- _ЦЕЛЬ ЗАДАНИЯ_
В отрывке о начальнике бригады замените «роту» на «батальон» и приведите всё от «Начальник нашей бригады» до «Штабс-капитан потерпел.».

Начальник нашей бригады ген. П. был человек добрый, не боевой и очень боялся начальства. Писал огромные приказы — смотровые и хозяйственные, в меру пересыпая их карами, и предоставлял мне вопросы боевой подготовки войск. Побудить его оспорить невыполнимое распоряжение штаба округа или вступиться за пострадавшего стоило больших усилий. Был такой случай. Генерал Сандецкий, прочитав приказ по Хвалынскому полку и спутав фамилии, посадил под арест одного штабс-капитана — не того, кого следовало. Начальник бригады вызвал к себе потерпевшего и стал его уговаривать:
— Потерпите, голубчик. Вы еще молоды, роту получать не скоро. А если подымать вопрос — ведь третий уже раз подряд такая оказия — так не вышло бы худа. Вы сами знаете, если рассердится командующий….
Штабс-капитан потерпел.

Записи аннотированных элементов
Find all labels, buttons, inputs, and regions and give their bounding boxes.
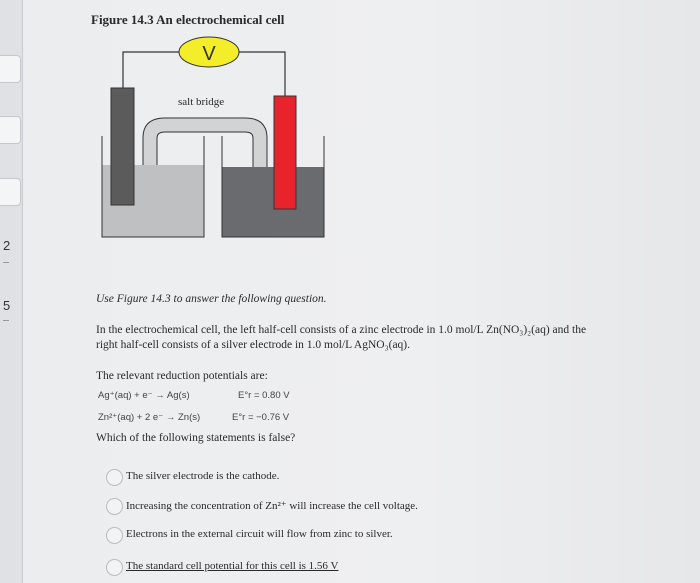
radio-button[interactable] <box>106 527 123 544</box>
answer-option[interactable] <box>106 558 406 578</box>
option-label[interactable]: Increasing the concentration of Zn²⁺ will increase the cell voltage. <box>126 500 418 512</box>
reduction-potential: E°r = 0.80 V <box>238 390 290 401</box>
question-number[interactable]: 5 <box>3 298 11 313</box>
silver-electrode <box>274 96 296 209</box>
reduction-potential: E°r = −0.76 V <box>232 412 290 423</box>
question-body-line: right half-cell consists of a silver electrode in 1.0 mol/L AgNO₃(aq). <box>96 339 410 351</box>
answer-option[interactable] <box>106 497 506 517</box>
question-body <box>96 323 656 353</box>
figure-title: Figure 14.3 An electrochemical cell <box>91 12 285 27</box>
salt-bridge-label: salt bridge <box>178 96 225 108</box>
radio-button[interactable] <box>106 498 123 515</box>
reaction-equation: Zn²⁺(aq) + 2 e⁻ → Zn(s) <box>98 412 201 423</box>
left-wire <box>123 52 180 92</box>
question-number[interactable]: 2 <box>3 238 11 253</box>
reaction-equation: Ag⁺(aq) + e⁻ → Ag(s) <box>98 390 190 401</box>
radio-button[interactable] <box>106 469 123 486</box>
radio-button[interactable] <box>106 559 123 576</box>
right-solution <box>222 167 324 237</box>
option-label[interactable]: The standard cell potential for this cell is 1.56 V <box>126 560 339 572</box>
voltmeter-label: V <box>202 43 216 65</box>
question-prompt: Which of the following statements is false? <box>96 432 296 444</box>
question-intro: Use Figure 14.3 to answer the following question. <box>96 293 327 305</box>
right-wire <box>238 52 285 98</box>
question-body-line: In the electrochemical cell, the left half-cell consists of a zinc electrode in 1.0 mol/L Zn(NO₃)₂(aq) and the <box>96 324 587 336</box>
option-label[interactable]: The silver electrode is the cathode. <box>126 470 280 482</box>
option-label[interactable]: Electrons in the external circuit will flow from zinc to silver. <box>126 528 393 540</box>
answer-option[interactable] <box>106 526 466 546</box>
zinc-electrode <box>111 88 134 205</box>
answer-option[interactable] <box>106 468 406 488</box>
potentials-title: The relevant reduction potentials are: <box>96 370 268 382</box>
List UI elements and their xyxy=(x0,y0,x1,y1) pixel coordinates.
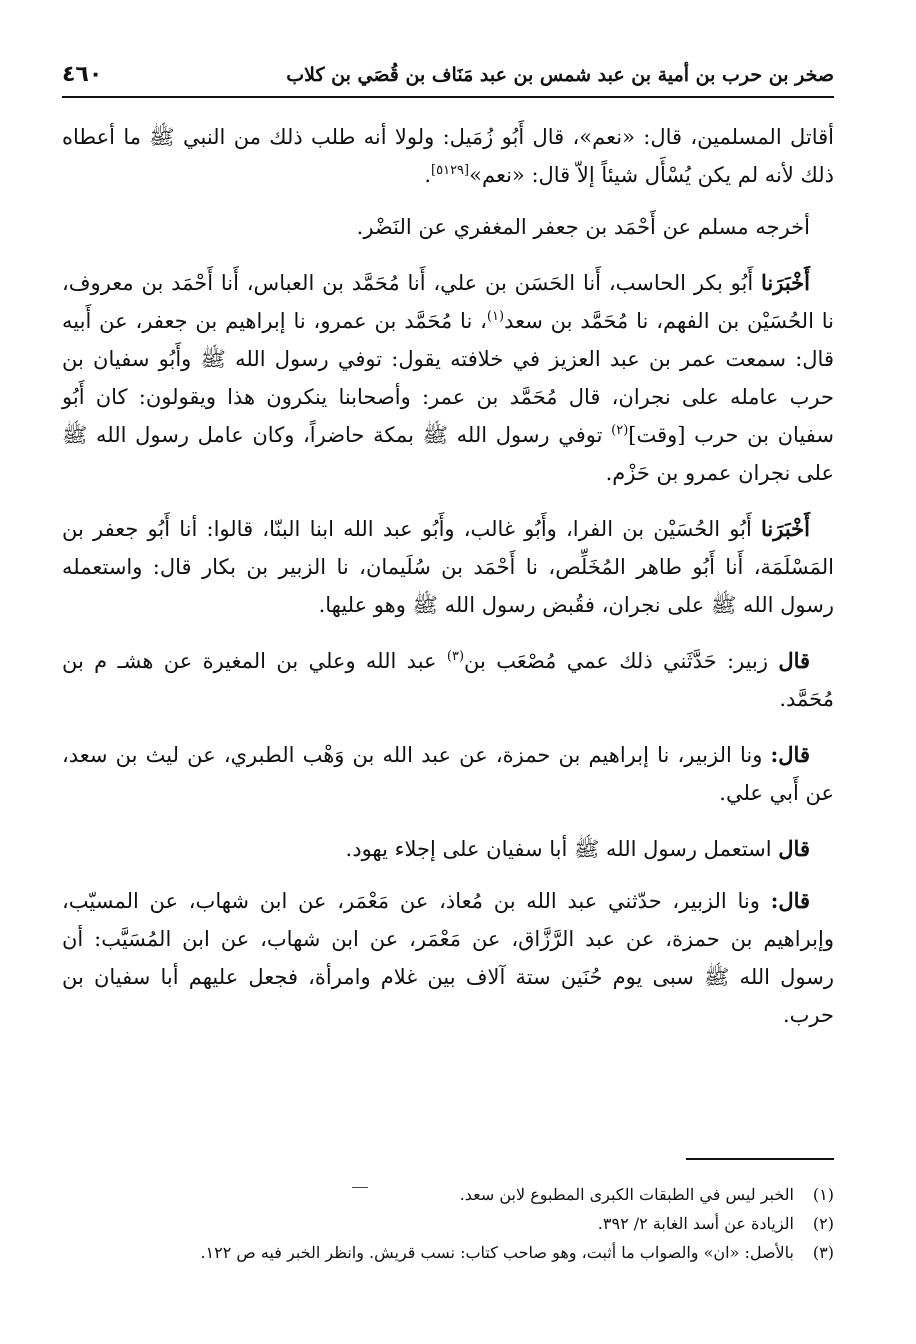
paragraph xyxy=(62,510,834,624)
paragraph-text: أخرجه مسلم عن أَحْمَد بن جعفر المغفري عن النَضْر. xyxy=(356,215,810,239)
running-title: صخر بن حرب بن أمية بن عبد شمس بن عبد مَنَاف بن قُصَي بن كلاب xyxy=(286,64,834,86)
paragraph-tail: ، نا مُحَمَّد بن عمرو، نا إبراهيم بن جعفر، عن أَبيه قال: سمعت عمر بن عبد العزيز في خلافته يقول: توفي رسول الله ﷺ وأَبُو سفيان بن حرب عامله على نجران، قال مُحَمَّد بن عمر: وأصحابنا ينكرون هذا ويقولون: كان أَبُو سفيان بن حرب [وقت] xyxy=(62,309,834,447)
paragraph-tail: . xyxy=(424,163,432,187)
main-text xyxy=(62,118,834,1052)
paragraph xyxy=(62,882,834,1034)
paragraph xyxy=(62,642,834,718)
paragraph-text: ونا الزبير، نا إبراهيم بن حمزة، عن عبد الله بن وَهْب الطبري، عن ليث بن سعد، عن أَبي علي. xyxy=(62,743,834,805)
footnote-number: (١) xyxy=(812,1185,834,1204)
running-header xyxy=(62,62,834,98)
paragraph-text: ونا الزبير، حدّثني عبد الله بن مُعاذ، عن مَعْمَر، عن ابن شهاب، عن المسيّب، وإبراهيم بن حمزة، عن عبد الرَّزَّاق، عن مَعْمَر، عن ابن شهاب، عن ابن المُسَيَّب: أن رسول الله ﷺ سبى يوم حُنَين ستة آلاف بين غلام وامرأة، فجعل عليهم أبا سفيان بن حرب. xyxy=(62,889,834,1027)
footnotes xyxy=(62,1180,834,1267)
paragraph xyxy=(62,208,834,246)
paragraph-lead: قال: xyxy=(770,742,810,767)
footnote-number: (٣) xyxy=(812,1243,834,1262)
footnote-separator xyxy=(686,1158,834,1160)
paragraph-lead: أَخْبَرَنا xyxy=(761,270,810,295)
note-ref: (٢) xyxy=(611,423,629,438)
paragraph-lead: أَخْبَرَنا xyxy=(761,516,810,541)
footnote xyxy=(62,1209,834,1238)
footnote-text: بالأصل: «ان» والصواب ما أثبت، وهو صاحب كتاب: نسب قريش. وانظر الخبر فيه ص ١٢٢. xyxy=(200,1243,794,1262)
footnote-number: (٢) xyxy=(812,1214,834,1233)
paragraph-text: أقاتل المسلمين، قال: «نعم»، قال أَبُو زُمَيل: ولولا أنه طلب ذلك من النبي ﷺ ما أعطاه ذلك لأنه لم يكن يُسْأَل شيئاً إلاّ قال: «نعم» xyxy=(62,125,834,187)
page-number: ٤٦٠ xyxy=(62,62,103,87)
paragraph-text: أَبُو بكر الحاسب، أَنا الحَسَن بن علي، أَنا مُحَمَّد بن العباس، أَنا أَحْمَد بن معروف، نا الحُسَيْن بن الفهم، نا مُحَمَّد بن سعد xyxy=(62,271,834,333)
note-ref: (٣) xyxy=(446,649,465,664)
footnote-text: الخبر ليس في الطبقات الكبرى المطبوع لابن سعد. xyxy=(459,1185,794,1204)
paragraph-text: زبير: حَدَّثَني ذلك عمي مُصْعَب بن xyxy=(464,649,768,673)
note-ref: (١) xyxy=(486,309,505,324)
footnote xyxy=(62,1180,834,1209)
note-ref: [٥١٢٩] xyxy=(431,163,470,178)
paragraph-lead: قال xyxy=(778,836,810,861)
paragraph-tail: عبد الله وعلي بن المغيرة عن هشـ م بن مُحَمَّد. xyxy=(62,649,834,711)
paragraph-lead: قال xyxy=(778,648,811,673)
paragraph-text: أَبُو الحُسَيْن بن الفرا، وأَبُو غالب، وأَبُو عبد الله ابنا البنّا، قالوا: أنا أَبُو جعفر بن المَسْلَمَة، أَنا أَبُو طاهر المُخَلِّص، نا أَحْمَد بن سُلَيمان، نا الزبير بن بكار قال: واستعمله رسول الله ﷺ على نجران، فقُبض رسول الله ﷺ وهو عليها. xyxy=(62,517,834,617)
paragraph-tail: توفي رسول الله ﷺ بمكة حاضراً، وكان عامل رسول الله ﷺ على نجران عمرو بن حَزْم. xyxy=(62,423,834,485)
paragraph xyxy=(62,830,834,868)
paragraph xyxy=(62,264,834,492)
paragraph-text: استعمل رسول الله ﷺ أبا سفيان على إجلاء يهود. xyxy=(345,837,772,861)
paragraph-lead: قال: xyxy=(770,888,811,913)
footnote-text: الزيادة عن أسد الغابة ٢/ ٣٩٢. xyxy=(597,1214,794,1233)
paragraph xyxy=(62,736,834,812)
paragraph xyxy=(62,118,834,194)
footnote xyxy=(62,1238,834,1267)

- _ПОЛНОЕ РЕШЕНИЕ_
Начальник нашей бригады ген. П. был человек добрый, не боевой и очень боялся начальства. Писал огромные приказы — смотровые и хозяйственные, в меру пересыпая их карами, и предоставлял мне вопросы боевой подготовки войск. Побудить его оспорить невыполнимое распоряжение штаба округа или вступиться за пострадавшего стоило больших усилий. Был такой случай. Генерал Сандецкий, прочитав приказ по Хвалынскому полку и спутав фамилии, посадил под арест одного штабс-капитана — не того, кого следовало. Начальник бригады вызвал к себе потерпевшего и стал его уговаривать:
— Потерпите, голубчик. Вы еще молоды, батальон получать не скоро. А если подымать вопрос — ведь третий уже раз подряд такая оказия — так не вышло бы худа. Вы сами знаете, если рассердится командующий….
Штабс-капитан потерпел.